RECORDS SHOWN:

[Begin]

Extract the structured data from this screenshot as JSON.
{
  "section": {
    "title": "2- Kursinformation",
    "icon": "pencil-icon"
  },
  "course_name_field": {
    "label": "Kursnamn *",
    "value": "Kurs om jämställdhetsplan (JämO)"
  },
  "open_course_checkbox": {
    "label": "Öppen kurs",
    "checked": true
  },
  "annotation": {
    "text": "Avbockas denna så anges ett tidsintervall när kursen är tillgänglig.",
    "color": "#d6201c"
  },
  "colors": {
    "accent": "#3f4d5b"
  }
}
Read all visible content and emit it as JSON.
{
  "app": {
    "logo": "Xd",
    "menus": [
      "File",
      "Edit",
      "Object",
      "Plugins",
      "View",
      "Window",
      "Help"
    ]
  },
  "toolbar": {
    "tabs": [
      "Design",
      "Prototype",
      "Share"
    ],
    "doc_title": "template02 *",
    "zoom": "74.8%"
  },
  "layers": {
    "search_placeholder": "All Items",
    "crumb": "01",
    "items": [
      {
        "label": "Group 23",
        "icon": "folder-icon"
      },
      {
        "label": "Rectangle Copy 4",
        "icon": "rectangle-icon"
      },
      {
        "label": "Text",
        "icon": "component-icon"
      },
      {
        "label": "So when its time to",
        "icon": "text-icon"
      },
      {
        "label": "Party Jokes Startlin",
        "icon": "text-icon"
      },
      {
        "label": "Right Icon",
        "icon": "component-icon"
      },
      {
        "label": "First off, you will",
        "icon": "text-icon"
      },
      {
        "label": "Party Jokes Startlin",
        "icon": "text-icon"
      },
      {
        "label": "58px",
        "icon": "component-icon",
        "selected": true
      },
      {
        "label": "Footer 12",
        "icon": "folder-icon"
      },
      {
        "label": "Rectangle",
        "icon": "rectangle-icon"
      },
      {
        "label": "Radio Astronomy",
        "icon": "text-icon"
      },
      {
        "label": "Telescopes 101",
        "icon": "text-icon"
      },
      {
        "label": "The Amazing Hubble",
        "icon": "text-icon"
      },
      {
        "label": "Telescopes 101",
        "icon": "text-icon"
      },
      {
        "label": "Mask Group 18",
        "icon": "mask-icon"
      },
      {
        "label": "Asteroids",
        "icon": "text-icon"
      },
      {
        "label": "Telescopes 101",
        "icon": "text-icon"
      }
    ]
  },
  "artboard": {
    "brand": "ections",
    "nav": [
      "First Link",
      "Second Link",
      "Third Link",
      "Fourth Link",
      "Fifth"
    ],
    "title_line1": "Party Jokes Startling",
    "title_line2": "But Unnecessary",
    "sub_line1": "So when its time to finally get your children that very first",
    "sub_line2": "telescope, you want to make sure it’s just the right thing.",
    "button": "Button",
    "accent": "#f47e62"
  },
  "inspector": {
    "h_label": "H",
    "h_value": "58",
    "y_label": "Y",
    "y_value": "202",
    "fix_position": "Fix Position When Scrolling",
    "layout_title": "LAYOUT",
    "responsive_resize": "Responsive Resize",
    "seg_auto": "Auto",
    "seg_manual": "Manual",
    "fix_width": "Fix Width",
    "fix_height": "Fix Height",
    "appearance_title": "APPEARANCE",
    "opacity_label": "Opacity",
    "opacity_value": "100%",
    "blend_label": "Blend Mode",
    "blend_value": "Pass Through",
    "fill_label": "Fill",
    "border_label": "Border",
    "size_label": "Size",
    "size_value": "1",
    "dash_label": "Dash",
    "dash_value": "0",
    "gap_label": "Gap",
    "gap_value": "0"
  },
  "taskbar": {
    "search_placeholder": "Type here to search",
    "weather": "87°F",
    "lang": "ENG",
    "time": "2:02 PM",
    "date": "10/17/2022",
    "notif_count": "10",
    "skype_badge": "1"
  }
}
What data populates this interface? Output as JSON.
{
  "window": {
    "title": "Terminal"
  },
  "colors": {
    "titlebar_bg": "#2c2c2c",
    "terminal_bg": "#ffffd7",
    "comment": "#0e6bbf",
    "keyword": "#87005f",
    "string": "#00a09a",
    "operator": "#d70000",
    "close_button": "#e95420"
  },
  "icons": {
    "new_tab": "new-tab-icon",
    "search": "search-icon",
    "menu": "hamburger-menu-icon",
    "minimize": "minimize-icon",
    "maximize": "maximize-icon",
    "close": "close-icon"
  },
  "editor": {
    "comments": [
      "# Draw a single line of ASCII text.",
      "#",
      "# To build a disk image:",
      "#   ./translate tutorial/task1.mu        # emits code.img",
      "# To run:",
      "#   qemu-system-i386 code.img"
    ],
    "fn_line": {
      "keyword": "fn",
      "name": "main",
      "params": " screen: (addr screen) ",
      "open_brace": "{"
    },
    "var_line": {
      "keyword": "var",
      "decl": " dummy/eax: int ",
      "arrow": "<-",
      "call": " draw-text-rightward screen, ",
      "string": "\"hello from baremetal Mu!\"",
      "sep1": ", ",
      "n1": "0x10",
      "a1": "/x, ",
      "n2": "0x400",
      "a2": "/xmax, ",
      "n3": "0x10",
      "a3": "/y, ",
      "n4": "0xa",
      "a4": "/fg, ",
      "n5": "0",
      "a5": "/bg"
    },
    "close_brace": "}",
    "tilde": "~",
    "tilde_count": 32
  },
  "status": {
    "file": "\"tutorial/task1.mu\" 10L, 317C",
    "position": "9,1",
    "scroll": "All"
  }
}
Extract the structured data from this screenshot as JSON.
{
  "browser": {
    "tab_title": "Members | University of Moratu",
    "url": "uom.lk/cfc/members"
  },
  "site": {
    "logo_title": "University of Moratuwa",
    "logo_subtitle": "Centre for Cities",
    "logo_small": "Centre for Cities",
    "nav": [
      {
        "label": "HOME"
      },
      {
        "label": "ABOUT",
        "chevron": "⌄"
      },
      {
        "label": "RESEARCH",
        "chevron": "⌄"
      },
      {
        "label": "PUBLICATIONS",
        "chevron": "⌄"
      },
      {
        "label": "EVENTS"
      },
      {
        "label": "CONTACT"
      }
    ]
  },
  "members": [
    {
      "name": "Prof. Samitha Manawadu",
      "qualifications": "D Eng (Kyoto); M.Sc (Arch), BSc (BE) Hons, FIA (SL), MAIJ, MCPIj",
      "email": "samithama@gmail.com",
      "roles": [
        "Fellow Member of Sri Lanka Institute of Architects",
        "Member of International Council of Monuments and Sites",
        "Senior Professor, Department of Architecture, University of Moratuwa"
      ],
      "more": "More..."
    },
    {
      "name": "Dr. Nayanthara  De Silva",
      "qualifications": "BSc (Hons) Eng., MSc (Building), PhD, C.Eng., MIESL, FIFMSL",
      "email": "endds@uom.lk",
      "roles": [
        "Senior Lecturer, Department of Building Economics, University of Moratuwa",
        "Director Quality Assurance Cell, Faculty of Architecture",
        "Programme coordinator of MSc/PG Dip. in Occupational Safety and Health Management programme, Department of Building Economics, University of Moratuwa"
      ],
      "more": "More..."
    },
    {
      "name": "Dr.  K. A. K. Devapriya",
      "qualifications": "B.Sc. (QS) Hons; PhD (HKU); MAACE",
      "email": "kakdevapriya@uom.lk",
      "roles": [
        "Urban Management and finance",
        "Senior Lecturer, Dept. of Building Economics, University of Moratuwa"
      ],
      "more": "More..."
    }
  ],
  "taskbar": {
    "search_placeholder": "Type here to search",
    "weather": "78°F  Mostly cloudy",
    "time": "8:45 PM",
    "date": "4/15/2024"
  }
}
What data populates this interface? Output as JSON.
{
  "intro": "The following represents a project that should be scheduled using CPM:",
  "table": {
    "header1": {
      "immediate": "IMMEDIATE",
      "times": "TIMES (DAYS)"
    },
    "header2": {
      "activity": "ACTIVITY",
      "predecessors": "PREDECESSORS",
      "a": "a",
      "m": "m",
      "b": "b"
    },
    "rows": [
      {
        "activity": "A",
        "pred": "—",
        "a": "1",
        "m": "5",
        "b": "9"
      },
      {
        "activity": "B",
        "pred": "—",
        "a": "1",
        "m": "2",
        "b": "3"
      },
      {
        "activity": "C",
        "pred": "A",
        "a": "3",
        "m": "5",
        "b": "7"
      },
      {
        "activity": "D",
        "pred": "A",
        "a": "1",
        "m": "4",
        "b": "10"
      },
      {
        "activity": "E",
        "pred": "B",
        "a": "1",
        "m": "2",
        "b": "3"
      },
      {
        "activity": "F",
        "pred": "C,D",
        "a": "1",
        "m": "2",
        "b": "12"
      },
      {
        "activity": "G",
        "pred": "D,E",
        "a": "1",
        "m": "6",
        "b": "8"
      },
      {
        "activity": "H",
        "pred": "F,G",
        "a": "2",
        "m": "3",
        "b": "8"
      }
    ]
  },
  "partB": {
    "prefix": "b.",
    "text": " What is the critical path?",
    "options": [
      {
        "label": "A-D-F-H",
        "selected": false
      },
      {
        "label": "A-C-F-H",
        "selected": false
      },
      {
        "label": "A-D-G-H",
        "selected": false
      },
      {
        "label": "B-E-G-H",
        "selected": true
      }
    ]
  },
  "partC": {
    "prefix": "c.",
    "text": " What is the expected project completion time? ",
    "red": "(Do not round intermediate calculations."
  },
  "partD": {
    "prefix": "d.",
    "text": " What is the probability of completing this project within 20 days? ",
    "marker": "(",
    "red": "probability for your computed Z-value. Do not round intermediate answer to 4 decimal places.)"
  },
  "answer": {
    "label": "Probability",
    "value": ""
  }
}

[End]

Scan the material above. Copy each line where "Centre" occurs.

ANSWER BELOW:
    "logo_subtitle": "Centre for Cities",
    "logo_small": "Centre for Cities",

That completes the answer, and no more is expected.